§ Directions
1/ In the essay on aged care and euthanasia, at what event did David Cunliffe use the "fairer, kinder New Zealand" theme in 2014?
2/ In the records, rewrite everything from the line containing "y-tick-label: 1.5 <box>104 501 128 520</box>" down to the line containing "y-tick-label: 3 <box>119 332 128 351</box>", putting "significance-marker" in place of "significance-letter" and leaving everything else unchanged.
-------- Reading passage
Aged Care, Elder Abuse and Euthanasia: “A fairer, kinder New Zealand”?
Dr John Kleinsman
The theme of a fairer, kinder nation has been taken up by our Prime Minister, Jacinda Ardern, as part of her narrative for what good leadership looks like. In her first 100 days speech (January 31, 2018), she voiced her commitment to “leave a legacy of a stronger, fairer, kinder New Zealand.” The phrase was utilised again in her leader’s speech at the Labour Party conference in November 2018 and was also used by Finance Minister Grant Robertson when presenting the 2019 “Wellbeing Budget”.
In using this phrase, the Prime Minister has provided us with a critical ethical lens through which her government’s policy-making decisions can be viewed and assessed. It is a lens that I hope will continue to be utilised by future governments – it provides a necessary, richer and more humane alternative to using ‘economic growth’ as the primary indicator for judging the ‘prosperity’ of our country.
The theme is not a new one for a Labour Leader. In 2014 it was used by David Cunliffe in an address given at the Grey Power AGM. Describing older persons as some of the most vulnerable members in our society, Cunliffe spoke of the need to “create a fairer, kinder New Zealand … [in which] all Kiwis can look forward to growing old” – one that has their “very best interests … at heart.”
‘A country in which it is not just safe for our elders to grow old, but one in which they feel valued as taonga and will flourish’: no-one I know would disagree that this constitutes a key characteristic of a fairer, kinder New Zealand.
Taking up this theme, and reflecting on whether legalising euthanasia is the right thing to do at this time – a question that may well yet be put to all New Zealanders in a referendum – it follows that one of the tests politicians should apply is whether legalising euthanasia will create a fairer, kinder New Zealand for our elders?
It is argued by some that the End of Life Choice Bill currently before Parliament provides an important legal remedy for those who strongly desire, but are currently denied, access to euthanasia. Proponents of change maintain they are simply advocating for ‘choice’, and that those who don’t want to avail themselves of euthanasia will still retain their choice to die a natural death. The veracity of this particular argument is premised on the (questionable) assumption that giving choice to a few will not undermine the choice to continue living for those who would otherwise not ask for euthanasia.
The veracity of the case against euthanasia, meanwhile, involves a more complicated argument – that giving choice to the few will, in real life, expose far greater numbers of people to the risk of a premature death because of the context in which our elders live – a context characterised by ableism, ageism, growing levels of social isolation for those over 65, and year on year rises in cases of elder abuse.
----------------
-------- Data for the task
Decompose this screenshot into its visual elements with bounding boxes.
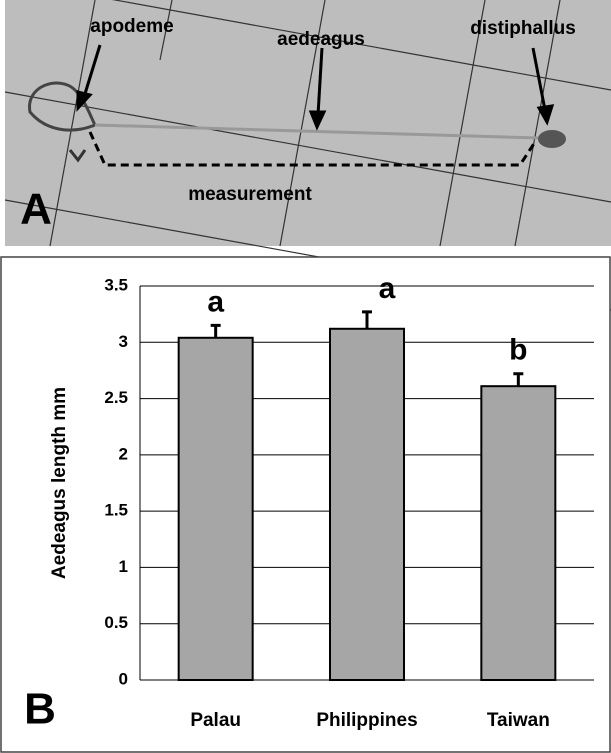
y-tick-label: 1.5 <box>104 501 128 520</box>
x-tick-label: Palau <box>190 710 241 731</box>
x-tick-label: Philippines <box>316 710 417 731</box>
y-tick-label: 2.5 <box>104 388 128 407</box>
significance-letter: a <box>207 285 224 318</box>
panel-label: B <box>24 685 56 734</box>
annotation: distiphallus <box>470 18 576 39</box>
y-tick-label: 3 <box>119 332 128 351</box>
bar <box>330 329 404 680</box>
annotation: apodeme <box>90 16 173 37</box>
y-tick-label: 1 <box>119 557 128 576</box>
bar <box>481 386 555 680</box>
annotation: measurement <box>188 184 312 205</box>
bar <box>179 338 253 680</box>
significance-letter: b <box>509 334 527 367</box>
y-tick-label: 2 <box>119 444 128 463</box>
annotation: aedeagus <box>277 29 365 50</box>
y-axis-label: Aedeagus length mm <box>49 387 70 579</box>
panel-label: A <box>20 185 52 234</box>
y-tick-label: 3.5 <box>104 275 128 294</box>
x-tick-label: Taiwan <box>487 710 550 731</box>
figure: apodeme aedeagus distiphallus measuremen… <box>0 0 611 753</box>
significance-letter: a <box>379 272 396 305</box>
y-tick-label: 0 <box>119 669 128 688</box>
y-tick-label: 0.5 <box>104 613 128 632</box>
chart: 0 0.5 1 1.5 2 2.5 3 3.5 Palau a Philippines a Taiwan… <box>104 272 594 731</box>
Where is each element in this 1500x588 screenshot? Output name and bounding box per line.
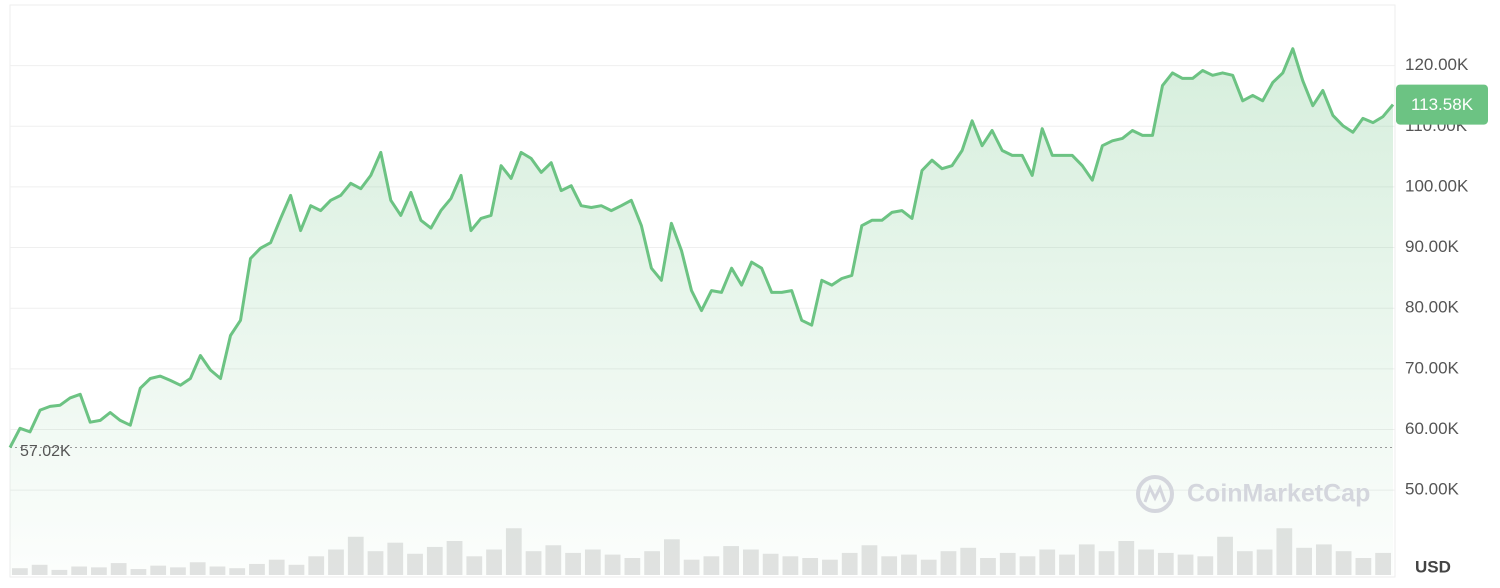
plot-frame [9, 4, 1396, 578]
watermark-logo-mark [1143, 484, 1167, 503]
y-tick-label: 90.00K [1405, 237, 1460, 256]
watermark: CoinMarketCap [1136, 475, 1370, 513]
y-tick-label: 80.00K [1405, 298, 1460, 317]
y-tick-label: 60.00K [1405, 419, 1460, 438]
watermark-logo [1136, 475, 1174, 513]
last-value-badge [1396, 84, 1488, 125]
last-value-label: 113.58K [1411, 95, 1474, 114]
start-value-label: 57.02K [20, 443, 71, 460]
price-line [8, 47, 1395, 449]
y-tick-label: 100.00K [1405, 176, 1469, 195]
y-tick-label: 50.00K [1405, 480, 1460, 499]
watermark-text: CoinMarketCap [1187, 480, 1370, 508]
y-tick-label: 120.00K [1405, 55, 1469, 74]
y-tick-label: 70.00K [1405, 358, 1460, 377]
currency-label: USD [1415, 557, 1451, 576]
----------------
§ Exercise results
1/ He used it in an address at the Grey Power AGM.

2/
y-tick-label: 1.5 <box>104 501 128 520</box>
x-tick-label: Palau <box>190 710 241 731</box>
x-tick-label: Philippines <box>316 710 417 731</box>
y-tick-label: 2.5 <box>104 388 128 407</box>
significance-marker: a <box>207 285 224 318</box>
panel-label: B <box>24 685 56 734</box>
annotation: distiphallus <box>470 18 576 39</box>
y-tick-label: 3 <box>119 332 128 351</box>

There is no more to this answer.